● **Direction**
Keep the pictures out of the copy and print all the entries below exactly.

[Saved data entries]
* Begin *

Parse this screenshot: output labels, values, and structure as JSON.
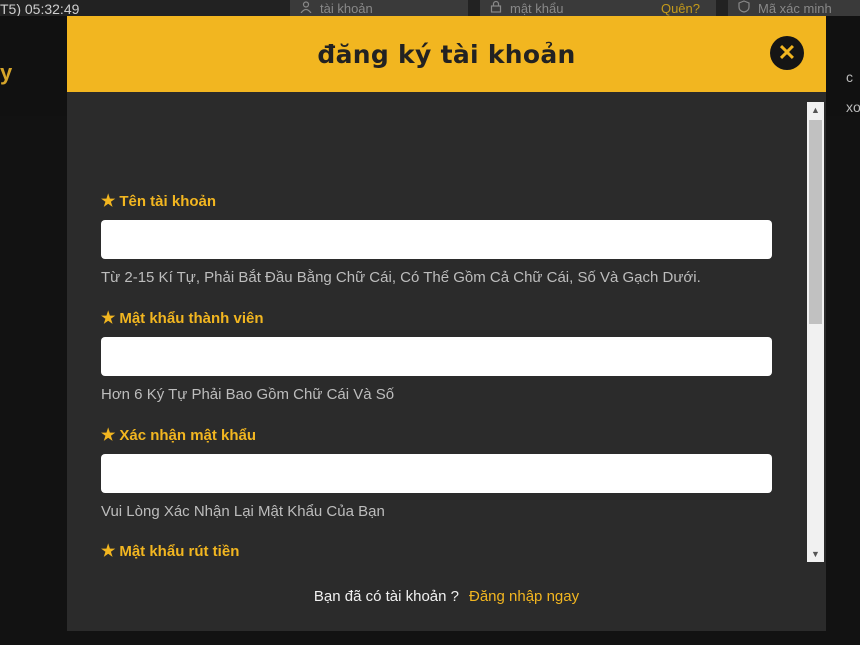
{
  "background": {
    "clock": "T5) 05:32:49",
    "username_placeholder": "tài khoản",
    "password_placeholder": "mật khẩu",
    "forgot_label": "Quên?",
    "captcha_placeholder": "Mã xác minh",
    "logo_glyph": "y",
    "right_glyphs": [
      "c",
      "xo"
    ]
  },
  "modal": {
    "title": "đăng ký tài khoản",
    "close_glyph": "✕",
    "fields": [
      {
        "label": "Tên tài khoản",
        "hint": "Từ 2-15 Kí Tự, Phải Bắt Đầu Bằng Chữ Cái, Có Thể Gồm Cả Chữ Cái, Số Và Gạch Dưới.",
        "value": ""
      },
      {
        "label": "Mật khẩu thành viên",
        "hint": "Hơn 6 Ký Tự Phải Bao Gồm Chữ Cái Và Số",
        "value": ""
      },
      {
        "label": "Xác nhận mật khẩu",
        "hint": "Vui Lòng Xác Nhận Lại Mật Khẩu Của Bạn",
        "value": ""
      },
      {
        "label": "Mật khẩu rút tiền"
      }
    ],
    "footer": {
      "text": "Bạn đã có tài khoản ?",
      "login_link": "Đăng nhập ngay"
    }
  },
  "icons": {
    "star": "★",
    "user": "user-icon",
    "lock": "lock-icon",
    "shield": "shield-icon"
  },
  "colors": {
    "accent": "#f2b620",
    "modal_bg": "#2b2b2b",
    "hint_text": "#bdbdbd"
  }
}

* End *

● **Problem solution**
Parse this screenshot: output labels, values, and structure as JSON.
{
  "background": {
    "clock": "T5) 05:32:49",
    "username_placeholder": "tài khoản",
    "password_placeholder": "mật khẩu",
    "forgot_label": "Quên?",
    "captcha_placeholder": "Mã xác minh",
    "logo_glyph": "y",
    "right_glyphs": [
      "c",
      "xo"
    ]
  },
  "modal": {
    "title": "đăng ký tài khoản",
    "close_glyph": "✕",
    "fields": [
      {
        "label": "Tên tài khoản",
        "hint": "Từ 2-15 Kí Tự, Phải Bắt Đầu Bằng Chữ Cái, Có Thể Gồm Cả Chữ Cái, Số Và Gạch Dưới.",
        "value": ""
      },
      {
        "label": "Mật khẩu thành viên",
        "hint": "Hơn 6 Ký Tự Phải Bao Gồm Chữ Cái Và Số",
        "value": ""
      },
      {
        "label": "Xác nhận mật khẩu",
        "hint": "Vui Lòng Xác Nhận Lại Mật Khẩu Của Bạn",
        "value": ""
      },
      {
        "label": "Mật khẩu rút tiền"
      }
    ],
    "footer": {
      "text": "Bạn đã có tài khoản ?",
      "login_link": "Đăng nhập ngay"
    }
  },
  "icons": {
    "star": "★",
    "user": "user-icon",
    "lock": "lock-icon",
    "shield": "shield-icon"
  },
  "colors": {
    "accent": "#f2b620",
    "modal_bg": "#2b2b2b",
    "hint_text": "#bdbdbd"
  }
}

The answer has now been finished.